**Prompt**
Scan the listing and work out how many lines contain the word "color". Nothing but the number should be given.

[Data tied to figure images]

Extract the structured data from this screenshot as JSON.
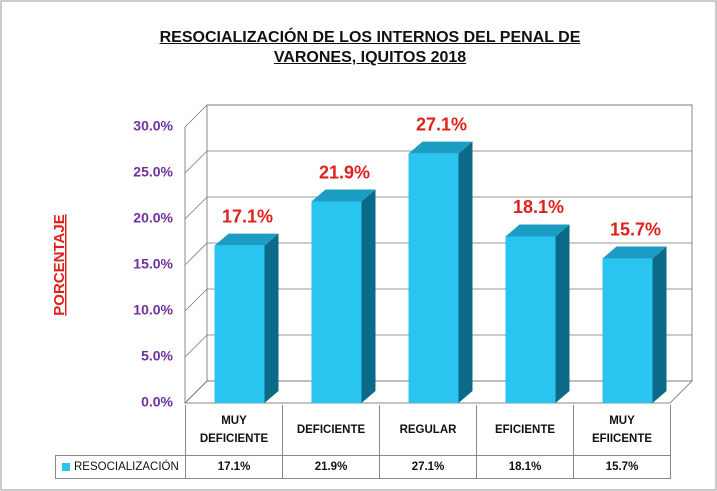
{
  "chart_data": {
    "type": "bar",
    "title": "RESOCIALIZACIÓN DE LOS INTERNOS DEL PENAL DE VARONES, IQUITOS 2018",
    "y_label": "PORCENTAJE",
    "categories": [
      "MUY DEFICIENTE",
      "DEFICIENTE",
      "REGULAR",
      "EFICIENTE",
      "MUY EFIICENTE"
    ],
    "series": [
      {
        "name": "RESOCIALIZACIÓN",
        "color": "#29c5f0",
        "values": [
          17.1,
          21.9,
          27.1,
          18.1,
          15.7
        ],
        "value_labels": [
          "17.1%",
          "21.9%",
          "27.1%",
          "18.1%",
          "15.7%"
        ]
      }
    ],
    "ylim": [
      0,
      30
    ],
    "yticks": [
      {
        "value": 0,
        "label": "0.0%"
      },
      {
        "value": 5,
        "label": "5.0%"
      },
      {
        "value": 10,
        "label": "10.0%"
      },
      {
        "value": 15,
        "label": "15.0%"
      },
      {
        "value": 20,
        "label": "20.0%"
      },
      {
        "value": 25,
        "label": "25.0%"
      },
      {
        "value": 30,
        "label": "30.0%"
      }
    ],
    "grid": true
  }
}
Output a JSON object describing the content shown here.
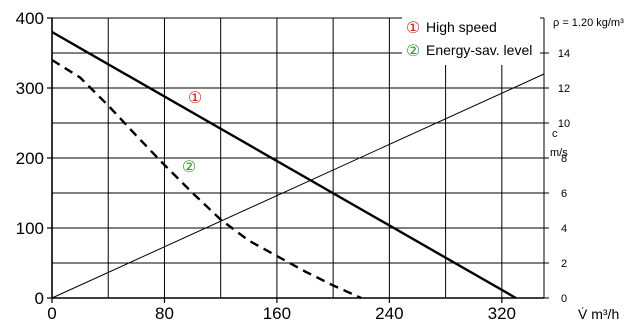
{
  "chart_data": {
    "type": "line",
    "density_note": "ρ = 1.20 kg/m³",
    "x_unit_label": "V̇ m³/h",
    "right_axis_label_c": "c",
    "right_axis_label_unit": "m/s",
    "x_ticks": [
      0,
      80,
      160,
      240,
      320
    ],
    "y_ticks": [
      0,
      100,
      200,
      300,
      400
    ],
    "right_ticks": [
      0,
      2,
      4,
      6,
      8,
      10,
      12,
      14
    ],
    "xlim": [
      0,
      350
    ],
    "ylim": [
      0,
      400
    ],
    "right_lim": [
      0,
      16
    ],
    "series": [
      {
        "name": "High speed",
        "marker": "①",
        "color": "#d42020",
        "style": "solid",
        "x": [
          0,
          330
        ],
        "y": [
          380,
          0
        ]
      },
      {
        "name": "Energy-sav. level",
        "marker": "②",
        "color": "#2a9a2a",
        "style": "dashed",
        "x": [
          0,
          20,
          40,
          60,
          80,
          100,
          120,
          140,
          160,
          180,
          200,
          220
        ],
        "y": [
          340,
          315,
          275,
          232,
          190,
          150,
          112,
          82,
          60,
          38,
          18,
          0
        ]
      }
    ],
    "velocity_line": {
      "x": [
        0,
        350
      ],
      "c": [
        0,
        12.8
      ]
    }
  }
}
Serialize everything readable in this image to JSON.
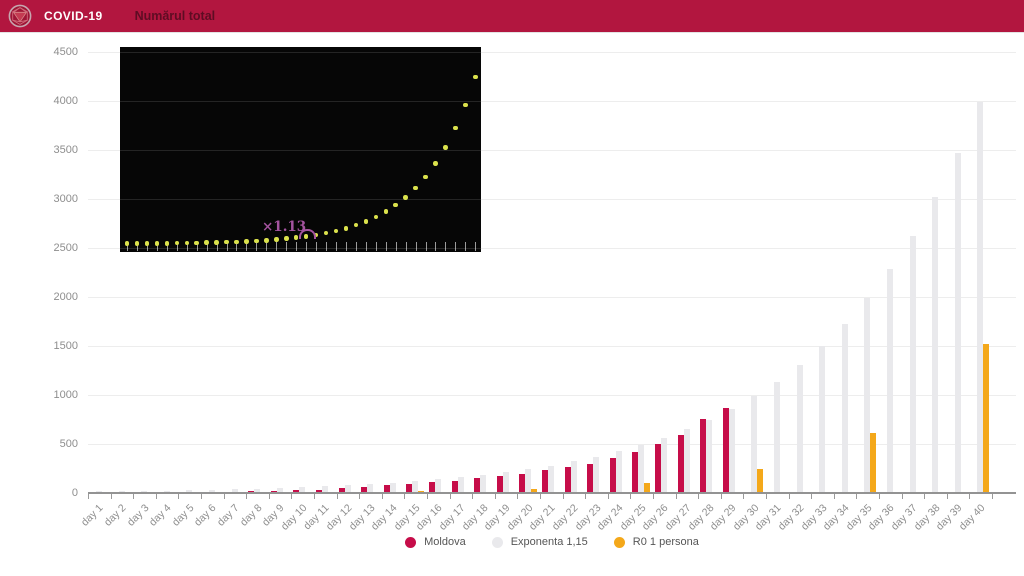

**Answer**
3